(DESCRIPTION OF THE TASK)
Write out exactly the lines between the line containing "Extract all readable text from this page." and the end of the records, counting both ends, and leave out all pictures.

(RECORDS SHOWN)
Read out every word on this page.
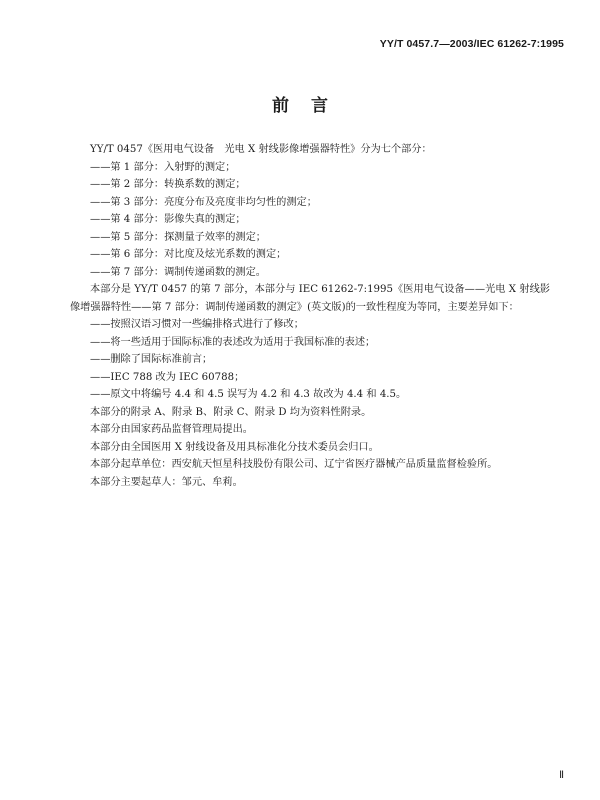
YY/T 0457.7—2003/IEC 61262-7:1995
前言

YY/T 0457《医用电气设备　光电 X 射线影像增强器特性》分为七个部分：

——第 1 部分：入射野的测定；

——第 2 部分：转换系数的测定；

——第 3 部分：亮度分布及亮度非均匀性的测定；

——第 4 部分：影像失真的测定；

——第 5 部分：探测量子效率的测定；

——第 6 部分：对比度及炫光系数的测定；

——第 7 部分：调制传递函数的测定。

本部分是 YY/T 0457 的第 7 部分，本部分与 IEC 61262-7:1995《医用电气设备——光电 X 射线影像增强器特性——第 7 部分：调制传递函数的测定》(英文版)的一致性程度为等同，主要差异如下：

——按照汉语习惯对一些编排格式进行了修改；

——将一些适用于国际标准的表述改为适用于我国标准的表述；

——删除了国际标准前言；

——IEC 788 改为 IEC 60788；

——原文中将编号 4.4 和 4.5 误写为 4.2 和 4.3 故改为 4.4 和 4.5。

本部分的附录 A、附录 B、附录 C、附录 D 均为资料性附录。

本部分由国家药品监督管理局提出。

本部分由全国医用 X 射线设备及用具标准化分技术委员会归口。

本部分起草单位：西安航天恒星科技股份有限公司、辽宁省医疗器械产品质量监督检验所。

本部分主要起草人：邹元、牟莉。

Ⅱ
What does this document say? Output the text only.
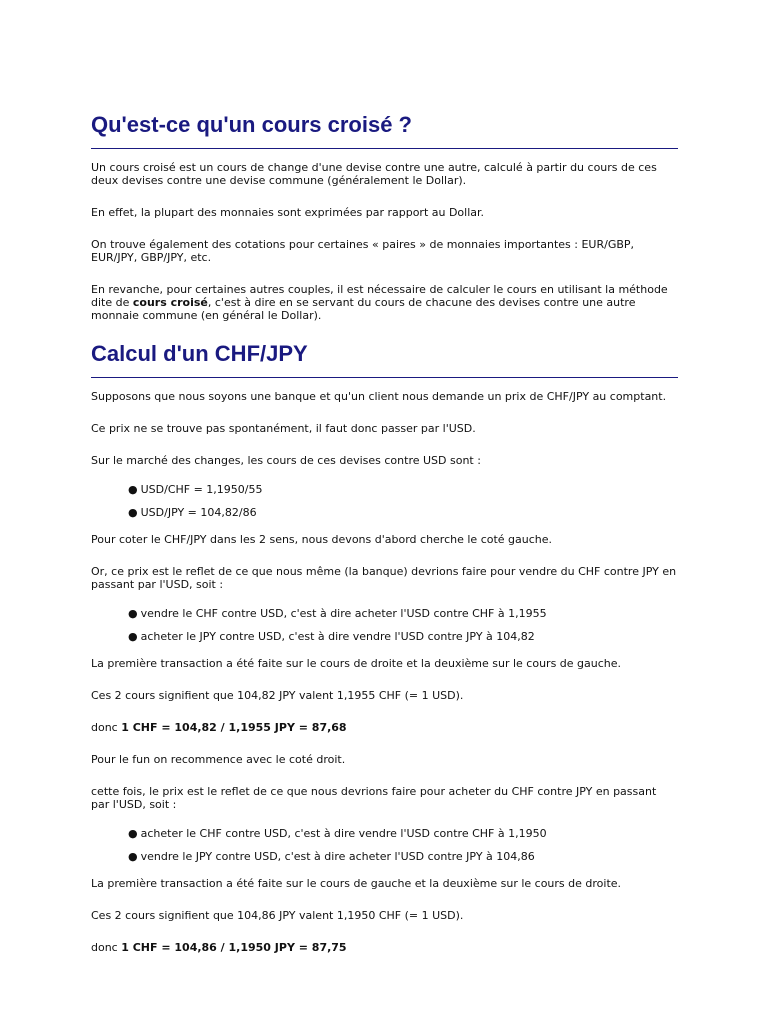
Qu'est-ce qu'un cours croisé ?

Un cours croisé est un cours de change d'une devise contre une autre, calculé à partir du cours de ces deux devises contre une devise commune (généralement le Dollar).

En effet, la plupart des monnaies sont exprimées par rapport au Dollar.

On trouve également des cotations pour certaines « paires » de monnaies importantes : EUR/GBP, EUR/JPY, GBP/JPY, etc.

En revanche, pour certaines autres couples, il est nécessaire de calculer le cours en utilisant la méthode dite de cours croisé, c'est à dire en se servant du cours de chacune des devises contre une autre monnaie commune (en général le Dollar).

Calcul d'un CHF/JPY

Supposons que nous soyons une banque et qu'un client nous demande un prix de CHF/JPY au comptant.

Ce prix ne se trouve pas spontanément, il faut donc passer par l'USD.

Sur le marché des changes, les cours de ces devises contre USD sont :

● USD/CHF = 1,1950/55
● USD/JPY = 104,82/86

Pour coter le CHF/JPY dans les 2 sens, nous devons d'abord cherche le coté gauche.

Or, ce prix est le reflet de ce que nous même (la banque) devrions faire pour vendre du CHF contre JPY en passant par l'USD, soit :

● vendre le CHF contre USD, c'est à dire acheter l'USD contre CHF à 1,1955
● acheter le JPY contre USD, c'est à dire vendre l'USD contre JPY à 104,82

La première transaction a été faite sur le cours de droite et la deuxième sur le cours de gauche.

Ces 2 cours signifient que 104,82 JPY valent 1,1955 CHF (= 1 USD).

donc 1 CHF = 104,82 / 1,1955 JPY = 87,68

Pour le fun on recommence avec le coté droit.

cette fois, le prix est le reflet de ce que nous devrions faire pour acheter du CHF contre JPY en passant par l'USD, soit :

● acheter le CHF contre USD, c'est à dire vendre l'USD contre CHF à 1,1950
● vendre le JPY contre USD, c'est à dire acheter l'USD contre JPY à 104,86

La première transaction a été faite sur le cours de gauche et la deuxième sur le cours de droite.

Ces 2 cours signifient que 104,86 JPY valent 1,1950 CHF (= 1 USD).

donc 1 CHF = 104,86 / 1,1950 JPY = 87,75
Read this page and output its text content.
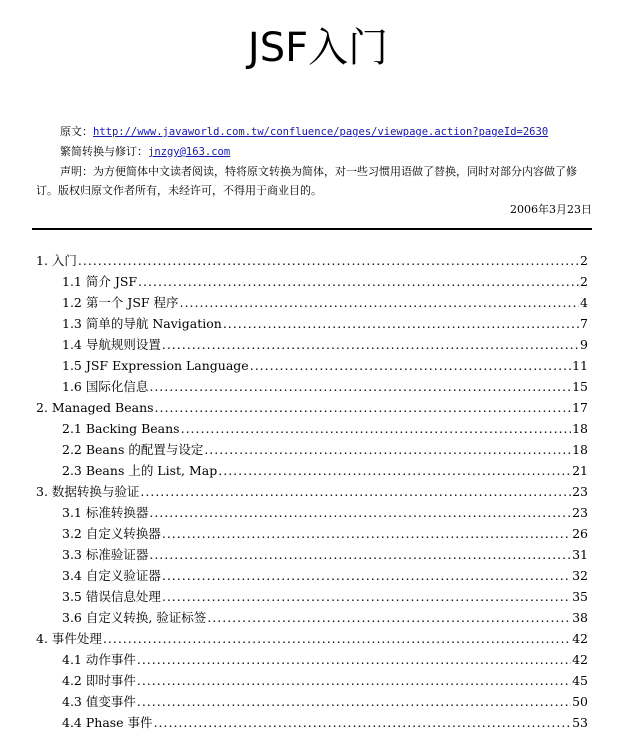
JSF入门
原文：http://www.javaworld.com.tw/confluence/pages/viewpage.action?pageId=2630
繁简转换与修订：jnzgy@163.com
声明：为方便简体中文读者阅读，特将原文转换为简体，对一些习惯用语做了替换，同时对部分内容做了修订。版权归原文作者所有，未经许可，不得用于商业目的。
2006年3月23日
1. 入门 .....	2
1.1 简介 JSF .....	2
1.2 第一个 JSF 程序 .....	4
1.3 简单的导航 Navigation .....	7
1.4 导航规则设置 .....	9
1.5 JSF Expression Language .....	11
1.6 国际化信息 .....	15
2. Managed Beans .....	17
2.1 Backing Beans .....	18
2.2 Beans 的配置与设定 .....	18
2.3 Beans 上的 List, Map .....	21
3. 数据转换与验证 .....	23
3.1 标准转换器 .....	23
3.2 自定义转换器 .....	26
3.3 标准验证器 .....	31
3.4 自定义验证器 .....	32
3.5 错误信息处理 .....	35
3.6 自定义转换, 验证标签 .....	38
4. 事件处理 .....	42
4.1 动作事件 .....	42
4.2 即时事件 .....	45
4.3 值变事件 .....	50
4.4 Phase 事件 .....	53
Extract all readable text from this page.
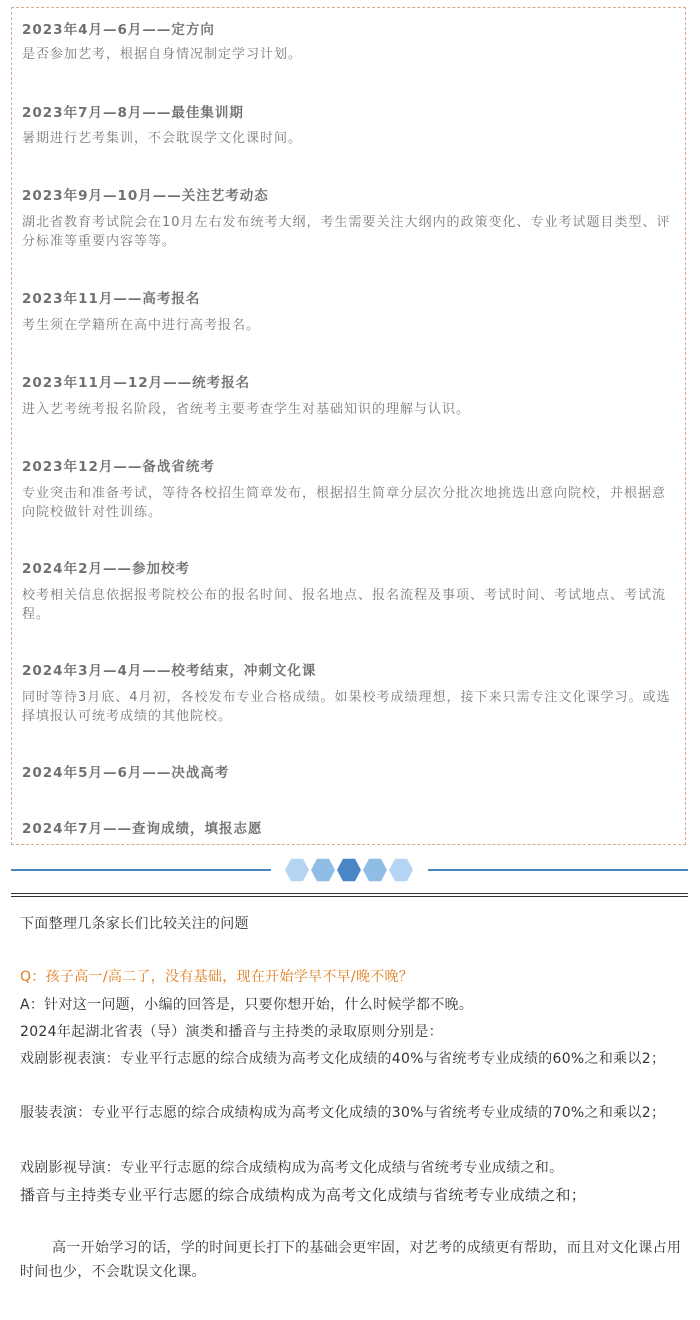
2023年4月—6月——定方向
是否参加艺考，根据自身情况制定学习计划。
2023年7月—8月——最佳集训期
暑期进行艺考集训，不会耽误学文化课时间。
2023年9月—10月——关注艺考动态
湖北省教育考试院会在10月左右发布统考大纲，考生需要关注大纲内的政策变化、专业考试题目类型、评分标准等重要内容等等。
2023年11月——高考报名
考生须在学籍所在高中进行高考报名。
2023年11月—12月——统考报名
进入艺考统考报名阶段，省统考主要考查学生对基础知识的理解与认识。
2023年12月——备战省统考
专业突击和准备考试，等待各校招生简章发布，根据招生简章分层次分批次地挑选出意向院校，并根据意向院校做针对性训练。
2024年2月——参加校考
校考相关信息依据报考院校公布的报名时间、报名地点、报名流程及事项、考试时间、考试地点、考试流程。
2024年3月—4月——校考结束，冲刺文化课
同时等待3月底、4月初，各校发布专业合格成绩。如果校考成绩理想，接下来只需专注文化课学习。或选择填报认可统考成绩的其他院校。
2024年5月—6月——决战高考
2024年7月——查询成绩，填报志愿
下面整理几条家长们比较关注的问题
Q：孩子高一/高二了，没有基础，现在开始学早不早/晚不晚？
A：针对这一问题，小编的回答是，只要你想开始，什么时候学都不晚。
2024年起湖北省表（导）演类和播音与主持类的录取原则分别是：
戏剧影视表演：专业平行志愿的综合成绩为高考文化成绩的40%与省统考专业成绩的60%之和乘以2；
服装表演：专业平行志愿的综合成绩构成为高考文化成绩的30%与省统考专业成绩的70%之和乘以2；
戏剧影视导演：专业平行志愿的综合成绩构成为高考文化成绩与省统考专业成绩之和。
播音与主持类专业平行志愿的综合成绩构成为高考文化成绩与省统考专业成绩之和；
高一开始学习的话，学的时间更长打下的基础会更牢固，对艺考的成绩更有帮助，而且对文化课占用时间也少，不会耽误文化课。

(FINAL RESULT)
Extract all readable text from this page.
2023年4月—6月——定方向
是否参加艺考，根据自身情况制定学习计划。
2023年7月—8月——最佳集训期
暑期进行艺考集训，不会耽误学文化课时间。
2023年9月—10月——关注艺考动态
湖北省教育考试院会在10月左右发布统考大纲，考生需要关注大纲内的政策变化、专业考试题目类型、评分标准等重要内容等等。
2023年11月——高考报名
考生须在学籍所在高中进行高考报名。
2023年11月—12月——统考报名
进入艺考统考报名阶段，省统考主要考查学生对基础知识的理解与认识。
2023年12月——备战省统考
专业突击和准备考试，等待各校招生简章发布，根据招生简章分层次分批次地挑选出意向院校，并根据意向院校做针对性训练。
2024年2月——参加校考
校考相关信息依据报考院校公布的报名时间、报名地点、报名流程及事项、考试时间、考试地点、考试流程。
2024年3月—4月——校考结束，冲刺文化课
同时等待3月底、4月初，各校发布专业合格成绩。如果校考成绩理想，接下来只需专注文化课学习。或选择填报认可统考成绩的其他院校。
2024年5月—6月——决战高考
2024年7月——查询成绩，填报志愿
下面整理几条家长们比较关注的问题
Q：孩子高一/高二了，没有基础，现在开始学早不早/晚不晚？
A：针对这一问题，小编的回答是，只要你想开始，什么时候学都不晚。
2024年起湖北省表（导）演类和播音与主持类的录取原则分别是：
戏剧影视表演：专业平行志愿的综合成绩为高考文化成绩的40%与省统考专业成绩的60%之和乘以2；
服装表演：专业平行志愿的综合成绩构成为高考文化成绩的30%与省统考专业成绩的70%之和乘以2；
戏剧影视导演：专业平行志愿的综合成绩构成为高考文化成绩与省统考专业成绩之和。
播音与主持类专业平行志愿的综合成绩构成为高考文化成绩与省统考专业成绩之和；
高一开始学习的话，学的时间更长打下的基础会更牢固，对艺考的成绩更有帮助，而且对文化课占用时间也少，不会耽误文化课。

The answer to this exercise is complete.